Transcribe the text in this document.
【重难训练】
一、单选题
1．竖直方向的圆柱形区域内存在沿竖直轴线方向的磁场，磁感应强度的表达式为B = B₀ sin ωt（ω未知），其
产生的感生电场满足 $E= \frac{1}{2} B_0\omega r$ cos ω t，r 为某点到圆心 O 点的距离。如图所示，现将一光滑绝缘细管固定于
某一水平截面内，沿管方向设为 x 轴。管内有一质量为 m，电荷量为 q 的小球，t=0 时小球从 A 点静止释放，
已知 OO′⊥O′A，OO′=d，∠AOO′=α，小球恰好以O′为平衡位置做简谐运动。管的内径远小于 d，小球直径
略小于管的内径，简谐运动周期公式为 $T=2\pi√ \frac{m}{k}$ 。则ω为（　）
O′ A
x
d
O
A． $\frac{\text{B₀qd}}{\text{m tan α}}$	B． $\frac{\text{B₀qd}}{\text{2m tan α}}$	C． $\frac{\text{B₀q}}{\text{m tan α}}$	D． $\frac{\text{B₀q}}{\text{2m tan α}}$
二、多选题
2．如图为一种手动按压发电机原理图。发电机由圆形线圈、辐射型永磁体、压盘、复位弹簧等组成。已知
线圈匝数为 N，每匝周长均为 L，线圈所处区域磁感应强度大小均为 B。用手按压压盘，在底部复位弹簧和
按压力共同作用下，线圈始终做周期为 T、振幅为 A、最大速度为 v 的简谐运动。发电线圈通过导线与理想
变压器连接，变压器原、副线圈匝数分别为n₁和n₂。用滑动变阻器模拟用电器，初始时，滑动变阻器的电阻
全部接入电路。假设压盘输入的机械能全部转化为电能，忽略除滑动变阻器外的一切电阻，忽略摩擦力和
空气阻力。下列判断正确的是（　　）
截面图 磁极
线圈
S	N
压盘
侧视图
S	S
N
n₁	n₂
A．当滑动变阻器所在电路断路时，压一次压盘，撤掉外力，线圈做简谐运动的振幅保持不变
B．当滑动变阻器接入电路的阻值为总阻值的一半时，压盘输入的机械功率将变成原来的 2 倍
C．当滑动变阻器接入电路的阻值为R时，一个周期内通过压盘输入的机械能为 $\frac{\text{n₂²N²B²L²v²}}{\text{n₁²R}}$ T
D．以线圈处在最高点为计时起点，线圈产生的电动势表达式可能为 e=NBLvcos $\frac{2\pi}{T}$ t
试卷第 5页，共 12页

+===+

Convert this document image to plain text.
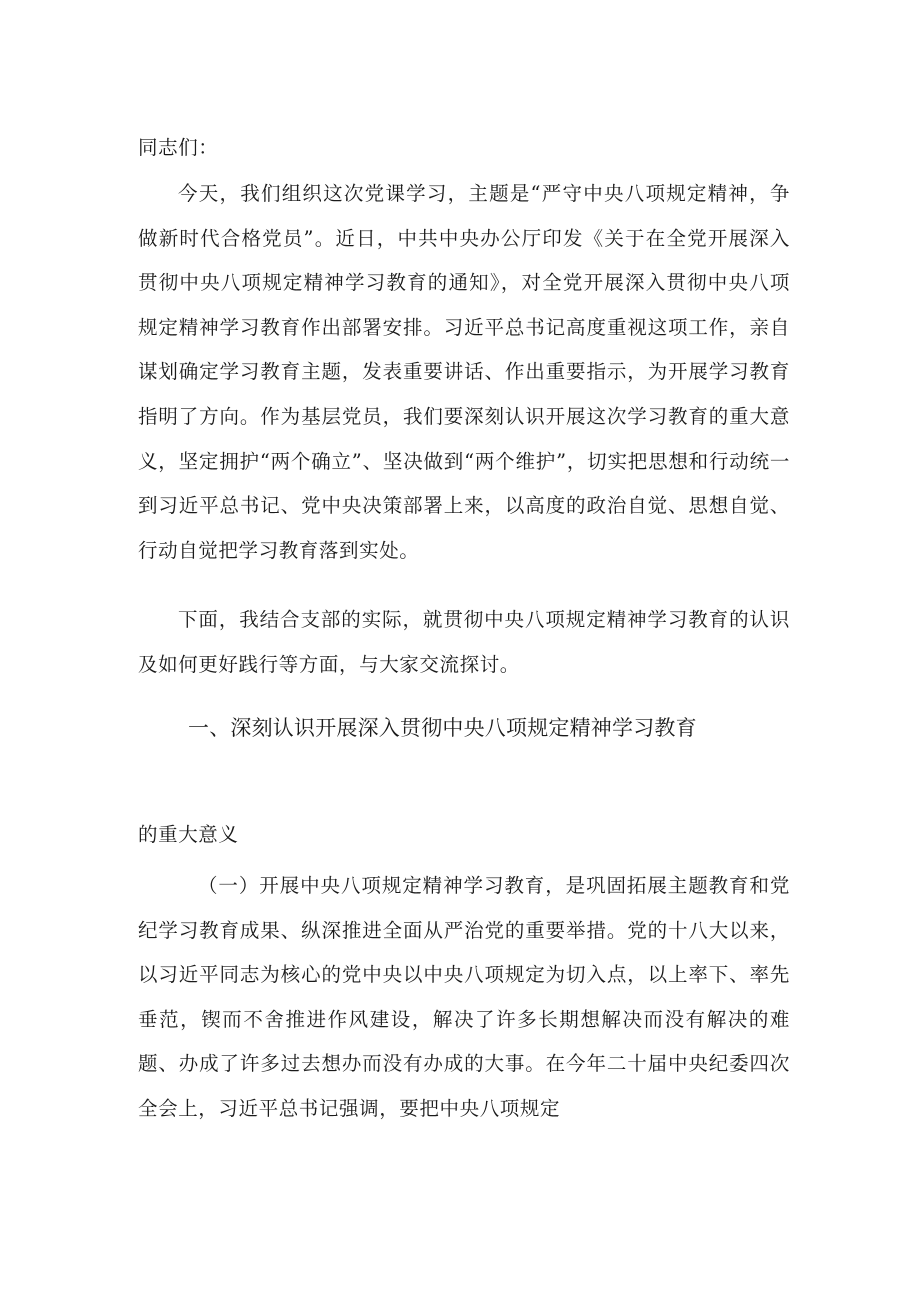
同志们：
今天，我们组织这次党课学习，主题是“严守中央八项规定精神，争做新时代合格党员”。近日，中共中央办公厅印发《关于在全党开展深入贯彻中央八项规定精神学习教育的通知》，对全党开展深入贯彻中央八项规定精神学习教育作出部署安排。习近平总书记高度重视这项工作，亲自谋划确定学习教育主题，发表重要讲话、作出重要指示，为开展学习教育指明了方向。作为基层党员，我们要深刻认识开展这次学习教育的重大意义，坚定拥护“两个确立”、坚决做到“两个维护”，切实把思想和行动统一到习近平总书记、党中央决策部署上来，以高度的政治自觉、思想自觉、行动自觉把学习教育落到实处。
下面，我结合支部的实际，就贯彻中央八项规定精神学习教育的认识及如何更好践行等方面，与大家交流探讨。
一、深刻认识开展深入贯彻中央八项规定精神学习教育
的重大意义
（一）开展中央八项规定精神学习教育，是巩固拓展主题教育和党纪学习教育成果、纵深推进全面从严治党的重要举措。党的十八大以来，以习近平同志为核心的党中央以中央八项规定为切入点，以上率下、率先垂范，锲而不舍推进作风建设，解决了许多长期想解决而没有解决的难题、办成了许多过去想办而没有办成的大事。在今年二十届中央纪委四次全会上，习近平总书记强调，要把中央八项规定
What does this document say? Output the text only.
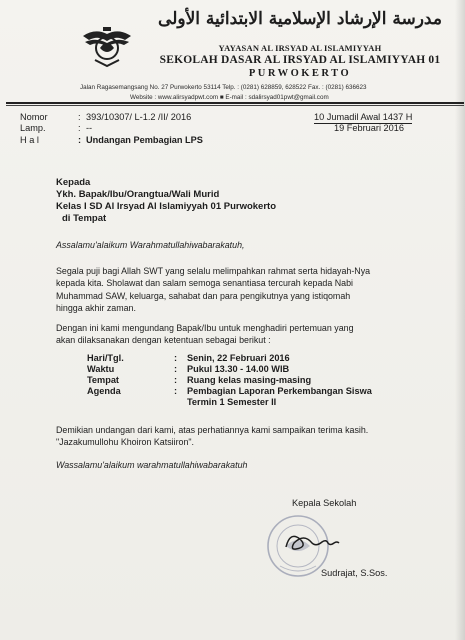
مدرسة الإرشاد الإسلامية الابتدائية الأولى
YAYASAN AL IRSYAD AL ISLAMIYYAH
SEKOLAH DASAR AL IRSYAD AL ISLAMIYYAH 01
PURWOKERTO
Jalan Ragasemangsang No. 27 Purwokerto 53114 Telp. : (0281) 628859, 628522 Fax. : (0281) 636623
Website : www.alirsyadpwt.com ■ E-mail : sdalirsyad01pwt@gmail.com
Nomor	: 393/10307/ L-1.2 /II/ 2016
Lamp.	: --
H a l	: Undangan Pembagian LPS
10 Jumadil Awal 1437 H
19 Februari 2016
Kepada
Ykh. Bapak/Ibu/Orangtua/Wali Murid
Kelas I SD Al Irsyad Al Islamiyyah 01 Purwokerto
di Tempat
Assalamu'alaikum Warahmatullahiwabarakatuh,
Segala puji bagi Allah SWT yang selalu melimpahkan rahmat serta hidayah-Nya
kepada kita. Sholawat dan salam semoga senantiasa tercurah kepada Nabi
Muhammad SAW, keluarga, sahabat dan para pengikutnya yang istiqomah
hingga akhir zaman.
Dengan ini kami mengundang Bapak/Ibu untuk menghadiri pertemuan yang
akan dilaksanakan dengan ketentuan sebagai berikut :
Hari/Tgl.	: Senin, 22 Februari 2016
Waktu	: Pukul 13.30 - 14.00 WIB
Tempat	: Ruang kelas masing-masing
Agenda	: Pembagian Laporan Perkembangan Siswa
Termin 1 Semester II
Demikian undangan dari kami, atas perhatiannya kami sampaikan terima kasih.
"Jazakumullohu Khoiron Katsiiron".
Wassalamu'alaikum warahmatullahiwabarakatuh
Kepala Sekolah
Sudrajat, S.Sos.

+===+

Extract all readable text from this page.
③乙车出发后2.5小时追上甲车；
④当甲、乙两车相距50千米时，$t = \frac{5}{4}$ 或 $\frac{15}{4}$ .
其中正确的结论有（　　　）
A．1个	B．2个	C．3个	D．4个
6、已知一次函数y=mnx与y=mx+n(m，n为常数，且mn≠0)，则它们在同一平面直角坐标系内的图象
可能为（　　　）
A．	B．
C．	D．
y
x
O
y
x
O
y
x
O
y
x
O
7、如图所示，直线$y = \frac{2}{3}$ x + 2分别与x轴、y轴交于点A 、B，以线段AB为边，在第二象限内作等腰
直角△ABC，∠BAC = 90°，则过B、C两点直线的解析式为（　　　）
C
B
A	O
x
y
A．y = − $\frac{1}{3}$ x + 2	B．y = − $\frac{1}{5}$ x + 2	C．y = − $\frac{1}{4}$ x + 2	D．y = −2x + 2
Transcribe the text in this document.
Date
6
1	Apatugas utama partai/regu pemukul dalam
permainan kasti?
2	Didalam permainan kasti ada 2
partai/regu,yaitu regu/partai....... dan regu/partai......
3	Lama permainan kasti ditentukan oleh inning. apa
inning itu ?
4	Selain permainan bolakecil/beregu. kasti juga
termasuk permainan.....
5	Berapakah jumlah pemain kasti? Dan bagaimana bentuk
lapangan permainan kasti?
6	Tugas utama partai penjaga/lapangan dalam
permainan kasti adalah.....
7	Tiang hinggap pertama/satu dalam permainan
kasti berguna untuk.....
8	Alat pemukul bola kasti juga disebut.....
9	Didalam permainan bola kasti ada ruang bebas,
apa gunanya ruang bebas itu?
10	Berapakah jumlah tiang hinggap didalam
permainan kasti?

+===+

Prompt: State only the number of lines in these entries that contain "frac".

Expected answer: 8